— Start Task input —

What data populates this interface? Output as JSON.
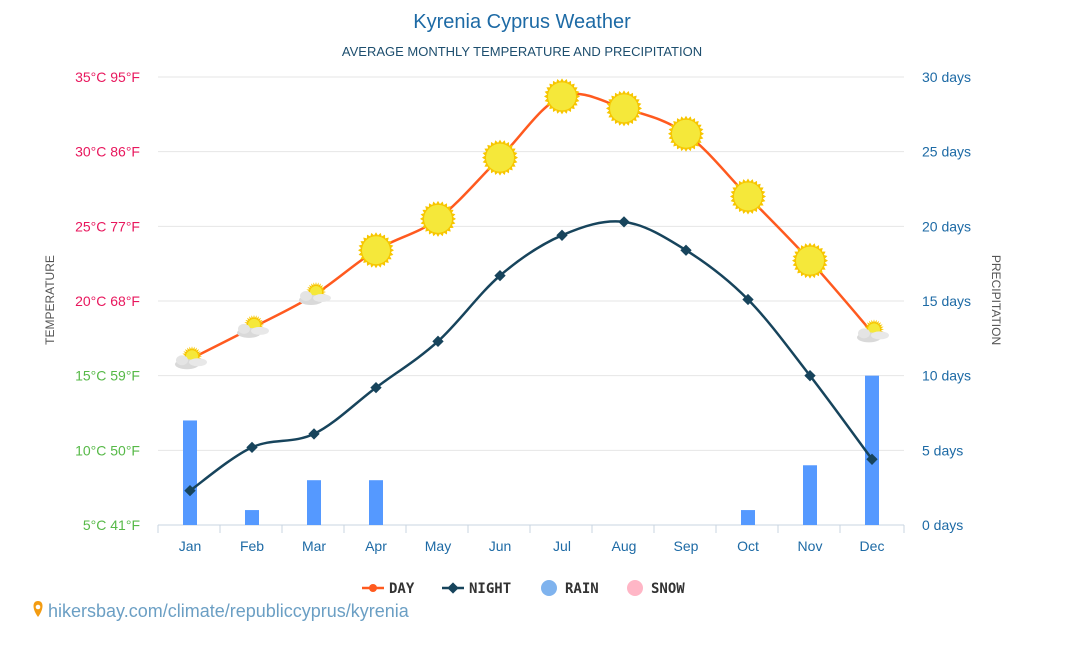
{
  "chart_data": {
    "type": "line",
    "title": "Kyrenia Cyprus Weather",
    "subtitle": "AVERAGE MONTHLY TEMPERATURE AND PRECIPITATION",
    "categories": [
      "Jan",
      "Feb",
      "Mar",
      "Apr",
      "May",
      "Jun",
      "Jul",
      "Aug",
      "Sep",
      "Oct",
      "Nov",
      "Dec"
    ],
    "left_axis": {
      "label": "TEMPERATURE",
      "range_c": [
        5,
        35
      ],
      "ticks": [
        "35°C 95°F",
        "30°C 86°F",
        "25°C 77°F",
        "20°C 68°F",
        "15°C 59°F",
        "10°C 50°F",
        "5°C 41°F"
      ],
      "tick_colors": [
        "#e8175d",
        "#e8175d",
        "#e8175d",
        "#e8175d",
        "#56b947",
        "#56b947",
        "#56b947"
      ]
    },
    "right_axis": {
      "label": "PRECIPITATION",
      "range_days": [
        0,
        30
      ],
      "ticks": [
        "30 days",
        "25 days",
        "20 days",
        "15 days",
        "10 days",
        "5 days",
        "0 days"
      ]
    },
    "grid": true,
    "series": [
      {
        "name": "DAY",
        "type": "line",
        "color": "#ff5a1f",
        "values": [
          16.1,
          18.2,
          20.4,
          23.4,
          25.5,
          29.6,
          33.7,
          32.9,
          31.2,
          27.0,
          22.7,
          17.9
        ],
        "icons": [
          "partly-cloudy-icon",
          "partly-cloudy-icon",
          "partly-cloudy-icon",
          "sun-icon",
          "sun-icon",
          "sun-icon",
          "sun-icon",
          "sun-icon",
          "sun-icon",
          "sun-icon",
          "sun-icon",
          "partly-cloudy-icon"
        ]
      },
      {
        "name": "NIGHT",
        "type": "line",
        "color": "#17445c",
        "values": [
          7.3,
          10.2,
          11.1,
          14.2,
          17.3,
          21.7,
          24.4,
          25.3,
          23.4,
          20.1,
          15.0,
          9.4
        ]
      },
      {
        "name": "RAIN",
        "type": "bar",
        "color": "#5599ff",
        "values": [
          7,
          1,
          3,
          3,
          0,
          0,
          0,
          0,
          0,
          1,
          4,
          10
        ]
      },
      {
        "name": "SNOW",
        "type": "bar",
        "color": "#ffb6c6",
        "values": [
          0,
          0,
          0,
          0,
          0,
          0,
          0,
          0,
          0,
          0,
          0,
          0
        ]
      }
    ],
    "legend": "bottom"
  },
  "source": "hikersbay.com/climate/republiccyprus/kyrenia"
}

— End Task input —

* What to do
Determine how many lines of the material include the string "TEMPERATURE". Output only that count.

* Completed task
2